● GIVEN ENTRIES:
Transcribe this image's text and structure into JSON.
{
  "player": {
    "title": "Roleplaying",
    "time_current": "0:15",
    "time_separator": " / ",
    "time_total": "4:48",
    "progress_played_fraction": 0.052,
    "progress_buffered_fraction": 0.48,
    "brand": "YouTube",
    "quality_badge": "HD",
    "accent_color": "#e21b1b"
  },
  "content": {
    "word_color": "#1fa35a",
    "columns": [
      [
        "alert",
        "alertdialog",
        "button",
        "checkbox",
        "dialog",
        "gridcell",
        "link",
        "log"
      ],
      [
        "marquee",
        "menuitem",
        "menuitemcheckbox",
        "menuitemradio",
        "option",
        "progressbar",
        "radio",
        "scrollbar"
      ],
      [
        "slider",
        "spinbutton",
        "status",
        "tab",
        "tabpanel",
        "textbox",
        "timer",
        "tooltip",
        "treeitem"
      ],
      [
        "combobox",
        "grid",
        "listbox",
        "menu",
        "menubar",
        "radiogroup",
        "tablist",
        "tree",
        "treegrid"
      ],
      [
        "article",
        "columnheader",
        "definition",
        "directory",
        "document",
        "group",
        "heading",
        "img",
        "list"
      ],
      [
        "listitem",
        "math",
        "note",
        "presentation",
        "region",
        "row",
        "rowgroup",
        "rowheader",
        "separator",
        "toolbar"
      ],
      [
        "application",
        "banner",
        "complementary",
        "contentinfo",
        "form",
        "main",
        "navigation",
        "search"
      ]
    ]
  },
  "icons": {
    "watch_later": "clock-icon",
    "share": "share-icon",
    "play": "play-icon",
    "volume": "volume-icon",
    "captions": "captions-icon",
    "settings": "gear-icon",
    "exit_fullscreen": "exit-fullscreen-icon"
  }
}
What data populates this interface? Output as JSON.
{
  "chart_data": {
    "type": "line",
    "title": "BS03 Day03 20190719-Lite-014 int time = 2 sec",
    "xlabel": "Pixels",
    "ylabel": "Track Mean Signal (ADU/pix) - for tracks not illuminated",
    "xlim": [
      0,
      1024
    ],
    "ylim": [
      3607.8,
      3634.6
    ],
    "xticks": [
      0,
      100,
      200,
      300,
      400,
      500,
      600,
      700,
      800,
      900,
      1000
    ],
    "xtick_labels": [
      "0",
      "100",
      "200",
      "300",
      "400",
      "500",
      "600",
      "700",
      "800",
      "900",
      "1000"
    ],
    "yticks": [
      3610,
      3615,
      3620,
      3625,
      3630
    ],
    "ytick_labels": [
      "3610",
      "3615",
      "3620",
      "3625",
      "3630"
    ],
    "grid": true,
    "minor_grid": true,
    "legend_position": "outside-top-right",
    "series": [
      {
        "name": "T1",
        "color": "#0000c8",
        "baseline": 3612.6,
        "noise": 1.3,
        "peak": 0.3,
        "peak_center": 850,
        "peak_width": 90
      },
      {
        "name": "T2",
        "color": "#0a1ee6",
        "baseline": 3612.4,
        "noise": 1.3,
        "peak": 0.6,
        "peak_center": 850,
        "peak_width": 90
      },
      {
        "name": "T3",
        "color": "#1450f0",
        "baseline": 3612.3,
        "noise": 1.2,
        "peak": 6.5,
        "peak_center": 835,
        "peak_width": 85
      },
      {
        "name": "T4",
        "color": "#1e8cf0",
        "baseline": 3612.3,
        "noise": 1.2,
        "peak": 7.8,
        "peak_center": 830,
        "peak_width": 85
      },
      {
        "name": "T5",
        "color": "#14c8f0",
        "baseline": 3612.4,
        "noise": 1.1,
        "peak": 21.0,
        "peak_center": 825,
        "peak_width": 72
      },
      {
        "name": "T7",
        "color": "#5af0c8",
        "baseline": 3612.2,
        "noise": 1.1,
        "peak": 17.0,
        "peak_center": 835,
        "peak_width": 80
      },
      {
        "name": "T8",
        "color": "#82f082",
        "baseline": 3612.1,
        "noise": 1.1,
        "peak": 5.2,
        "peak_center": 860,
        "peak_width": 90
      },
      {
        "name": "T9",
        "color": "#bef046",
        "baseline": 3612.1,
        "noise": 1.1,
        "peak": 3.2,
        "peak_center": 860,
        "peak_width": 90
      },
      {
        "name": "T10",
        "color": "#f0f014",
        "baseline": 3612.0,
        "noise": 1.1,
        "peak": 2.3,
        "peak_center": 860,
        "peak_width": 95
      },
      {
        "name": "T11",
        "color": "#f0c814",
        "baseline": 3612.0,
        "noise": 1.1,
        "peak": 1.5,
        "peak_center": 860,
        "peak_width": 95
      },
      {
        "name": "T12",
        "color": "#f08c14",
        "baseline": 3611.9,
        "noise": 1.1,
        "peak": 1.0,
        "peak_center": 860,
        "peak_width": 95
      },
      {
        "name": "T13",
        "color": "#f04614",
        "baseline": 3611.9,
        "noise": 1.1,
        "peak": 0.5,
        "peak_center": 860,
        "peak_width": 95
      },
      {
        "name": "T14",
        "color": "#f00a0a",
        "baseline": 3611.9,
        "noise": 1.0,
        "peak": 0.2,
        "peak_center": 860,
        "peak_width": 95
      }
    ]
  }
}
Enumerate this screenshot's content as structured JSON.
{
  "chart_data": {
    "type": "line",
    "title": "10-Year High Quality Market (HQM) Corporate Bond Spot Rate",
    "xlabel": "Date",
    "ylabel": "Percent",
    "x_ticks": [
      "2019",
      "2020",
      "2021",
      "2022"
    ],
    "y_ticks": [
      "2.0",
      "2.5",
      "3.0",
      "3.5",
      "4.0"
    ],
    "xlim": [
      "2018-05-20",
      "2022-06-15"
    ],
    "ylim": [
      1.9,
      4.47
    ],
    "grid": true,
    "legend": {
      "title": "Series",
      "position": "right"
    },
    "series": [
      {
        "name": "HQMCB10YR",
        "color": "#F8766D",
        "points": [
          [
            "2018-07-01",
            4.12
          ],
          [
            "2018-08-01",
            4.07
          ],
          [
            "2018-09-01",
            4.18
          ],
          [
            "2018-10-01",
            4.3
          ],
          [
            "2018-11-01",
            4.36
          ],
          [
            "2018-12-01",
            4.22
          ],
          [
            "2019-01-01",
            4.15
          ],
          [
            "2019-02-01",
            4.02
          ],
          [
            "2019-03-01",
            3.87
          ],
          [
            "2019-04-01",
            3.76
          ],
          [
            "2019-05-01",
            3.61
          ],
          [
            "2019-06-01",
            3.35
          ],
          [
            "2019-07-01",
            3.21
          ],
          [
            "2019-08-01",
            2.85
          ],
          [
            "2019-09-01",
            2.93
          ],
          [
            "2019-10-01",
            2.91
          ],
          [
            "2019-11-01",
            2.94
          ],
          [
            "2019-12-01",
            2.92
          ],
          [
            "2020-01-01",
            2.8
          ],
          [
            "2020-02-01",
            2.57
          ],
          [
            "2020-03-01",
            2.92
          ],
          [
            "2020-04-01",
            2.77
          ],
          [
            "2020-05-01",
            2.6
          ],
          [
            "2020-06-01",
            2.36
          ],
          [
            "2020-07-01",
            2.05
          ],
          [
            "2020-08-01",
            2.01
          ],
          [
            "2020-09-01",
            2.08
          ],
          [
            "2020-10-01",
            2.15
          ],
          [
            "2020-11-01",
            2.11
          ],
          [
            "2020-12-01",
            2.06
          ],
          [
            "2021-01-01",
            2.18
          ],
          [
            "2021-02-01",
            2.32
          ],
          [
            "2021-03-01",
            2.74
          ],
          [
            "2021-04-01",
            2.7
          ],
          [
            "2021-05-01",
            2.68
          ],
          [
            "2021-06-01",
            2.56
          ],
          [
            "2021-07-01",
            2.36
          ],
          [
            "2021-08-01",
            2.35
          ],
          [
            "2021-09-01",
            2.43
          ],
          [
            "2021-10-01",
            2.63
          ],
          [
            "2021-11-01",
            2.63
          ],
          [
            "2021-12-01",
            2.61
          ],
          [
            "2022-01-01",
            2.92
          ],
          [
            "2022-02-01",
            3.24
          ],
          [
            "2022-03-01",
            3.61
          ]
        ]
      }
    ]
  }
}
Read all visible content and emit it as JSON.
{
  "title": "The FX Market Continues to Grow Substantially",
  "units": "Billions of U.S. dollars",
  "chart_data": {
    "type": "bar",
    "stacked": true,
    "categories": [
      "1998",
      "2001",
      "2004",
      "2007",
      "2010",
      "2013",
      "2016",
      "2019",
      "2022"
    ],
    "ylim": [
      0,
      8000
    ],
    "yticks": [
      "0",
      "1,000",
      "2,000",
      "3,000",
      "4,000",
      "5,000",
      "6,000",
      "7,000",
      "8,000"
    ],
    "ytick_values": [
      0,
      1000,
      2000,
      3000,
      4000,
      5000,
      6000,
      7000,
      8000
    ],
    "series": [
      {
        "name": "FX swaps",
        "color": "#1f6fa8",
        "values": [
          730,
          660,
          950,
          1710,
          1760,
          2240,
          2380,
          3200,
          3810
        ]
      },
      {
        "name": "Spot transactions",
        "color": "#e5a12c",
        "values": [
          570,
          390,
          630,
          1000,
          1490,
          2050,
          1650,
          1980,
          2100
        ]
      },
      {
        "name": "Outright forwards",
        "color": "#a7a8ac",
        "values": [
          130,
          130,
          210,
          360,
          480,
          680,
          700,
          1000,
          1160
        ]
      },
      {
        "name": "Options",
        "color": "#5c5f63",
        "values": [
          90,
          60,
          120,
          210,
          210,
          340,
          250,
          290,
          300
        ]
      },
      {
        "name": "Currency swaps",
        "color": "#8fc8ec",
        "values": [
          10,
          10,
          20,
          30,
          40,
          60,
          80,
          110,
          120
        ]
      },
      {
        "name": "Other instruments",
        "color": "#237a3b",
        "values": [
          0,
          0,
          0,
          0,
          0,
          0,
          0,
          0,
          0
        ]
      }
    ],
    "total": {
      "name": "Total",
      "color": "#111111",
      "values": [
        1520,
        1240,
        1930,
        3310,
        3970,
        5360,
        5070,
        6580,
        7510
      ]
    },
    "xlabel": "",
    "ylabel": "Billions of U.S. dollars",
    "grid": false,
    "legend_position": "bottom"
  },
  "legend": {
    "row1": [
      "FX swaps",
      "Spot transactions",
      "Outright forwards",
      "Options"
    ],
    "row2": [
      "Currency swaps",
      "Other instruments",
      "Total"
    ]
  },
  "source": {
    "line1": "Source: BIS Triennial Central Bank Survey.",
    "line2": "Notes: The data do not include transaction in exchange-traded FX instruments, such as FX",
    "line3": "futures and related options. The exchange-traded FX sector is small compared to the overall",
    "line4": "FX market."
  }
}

● OBJECTIVE: Find the word "Billions" in the material, then list each line that holds it.

● EXERCISE RESULT:
  "units": "Billions of U.S. dollars",
    "ylabel": "Billions of U.S. dollars",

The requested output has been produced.